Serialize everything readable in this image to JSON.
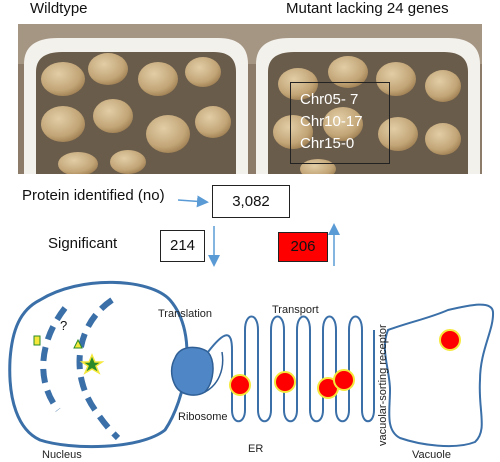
{
  "header": {
    "wildtype": "Wildtype",
    "mutant": "Mutant lacking 24 genes"
  },
  "chromosomes": [
    "Chr05- 7",
    "Chr10-17",
    "Chr15-0"
  ],
  "protein": {
    "label": "Protein identified (no)",
    "value": "3,082"
  },
  "significant": {
    "label": "Significant",
    "down_value": "214",
    "up_value": "206"
  },
  "diagram": {
    "translation": "Translation",
    "transport": "Transport",
    "ribosome": "Ribosome",
    "er": "ER",
    "nucleus": "Nucleus",
    "vacuole": "Vacuole",
    "receptor": "vacuolar-sorting receptor",
    "question": "?"
  },
  "colors": {
    "accent_red": "#ff0000",
    "membrane_blue": "#3a6fa8",
    "ribosome_blue": "#4f86c6",
    "arrow_blue": "#5b9bd5",
    "marker_yellow": "#f5e83a"
  }
}
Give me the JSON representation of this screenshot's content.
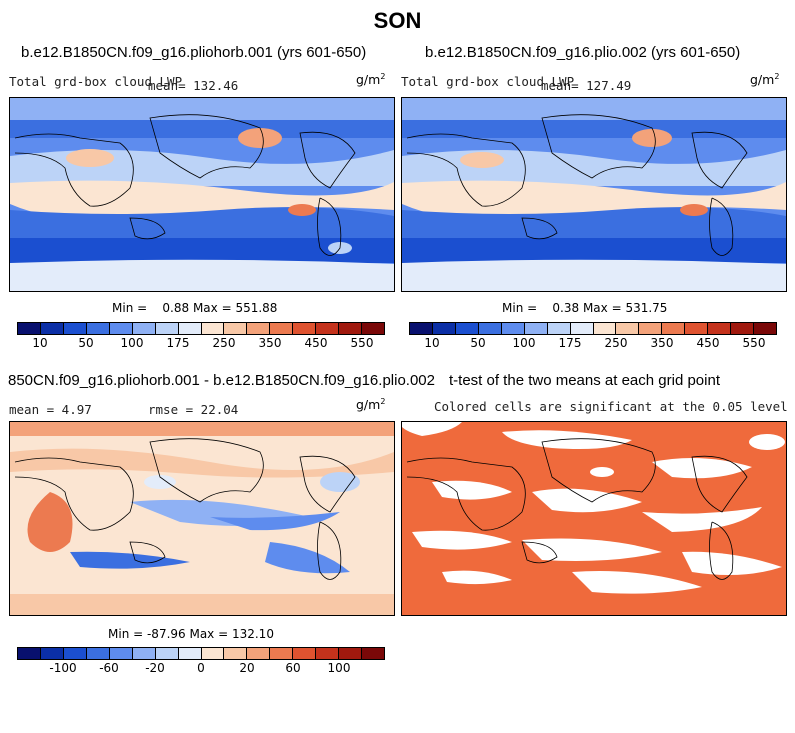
{
  "title": "SON",
  "panels": [
    {
      "title": "b.e12.B1850CN.f09_g16.pliohorb.001 (yrs 601-650)",
      "variable": "Total grd-box cloud LWP",
      "stat": "mean= 132.46",
      "units_base": "g/m",
      "units_exp": "2",
      "minmax": "Min =    0.88 Max = 551.88",
      "colorbar_ticks": [
        "10",
        "50",
        "100",
        "175",
        "250",
        "350",
        "450",
        "550"
      ]
    },
    {
      "title": "b.e12.B1850CN.f09_g16.plio.002 (yrs 601-650)",
      "variable": "Total grd-box cloud LWP",
      "stat": "mean= 127.49",
      "units_base": "g/m",
      "units_exp": "2",
      "minmax": "Min =    0.38 Max = 531.75",
      "colorbar_ticks": [
        "10",
        "50",
        "100",
        "175",
        "250",
        "350",
        "450",
        "550"
      ]
    },
    {
      "title": "850CN.f09_g16.pliohorb.001 - b.e12.B1850CN.f09_g16.plio.002",
      "stat_mean": "mean =    4.97",
      "stat_rmse": "rmse =   22.04",
      "units_base": "g/m",
      "units_exp": "2",
      "minmax": "Min = -87.96 Max = 132.10",
      "colorbar_ticks": [
        "-100",
        "-60",
        "-20",
        "0",
        "20",
        "60",
        "100"
      ]
    },
    {
      "title": "t-test of the two means at each grid point",
      "subtitle": "Colored cells are significant at the 0.05 level",
      "sig_color": "#ef6a3c"
    }
  ],
  "colorbar_abs": [
    "#08106e",
    "#0b2fa6",
    "#1b4fd0",
    "#3b6fe0",
    "#5e8cee",
    "#8fb1f4",
    "#bcd3f7",
    "#e3ecfa",
    "#fbe5d2",
    "#f8c8a7",
    "#f3a27a",
    "#ec7a50",
    "#df5330",
    "#c4321c",
    "#a0190e",
    "#7a0808"
  ],
  "colorbar_diff": [
    "#08106e",
    "#0b2fa6",
    "#1b4fd0",
    "#3b6fe0",
    "#5e8cee",
    "#8fb1f4",
    "#bcd3f7",
    "#e3ecfa",
    "#fbe5d2",
    "#f8c8a7",
    "#f3a27a",
    "#ec7a50",
    "#df5330",
    "#c4321c",
    "#a0190e",
    "#7a0808"
  ]
}
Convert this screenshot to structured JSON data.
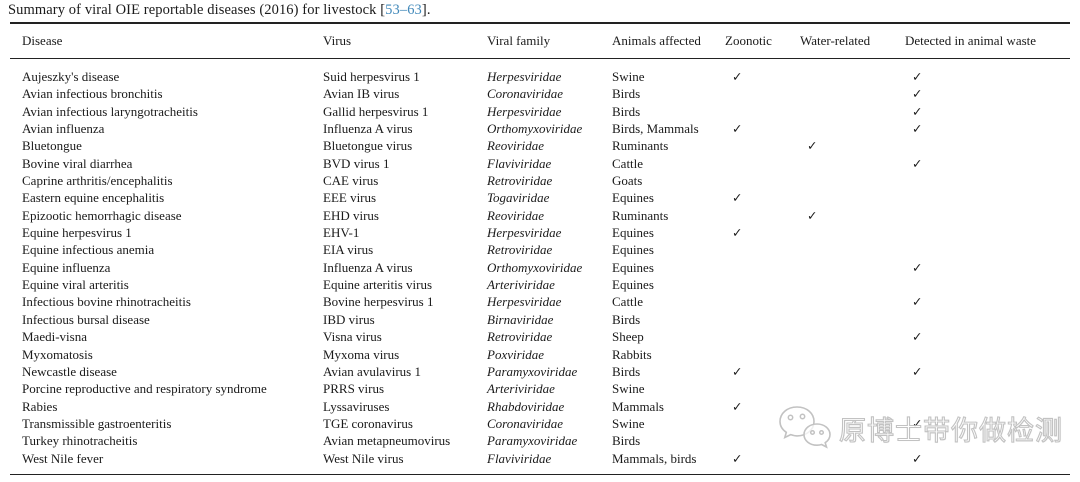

━━━━

* Task
Scan the records above for the word "pliohorb" and return every line where it occurs.

* Response box
      "title": "b.e12.B1850CN.f09_g16.pliohorb.001 (yrs 601-650)",
      "title": "850CN.f09_g16.pliohorb.001 - b.e12.B1850CN.f09_g16.plio.002",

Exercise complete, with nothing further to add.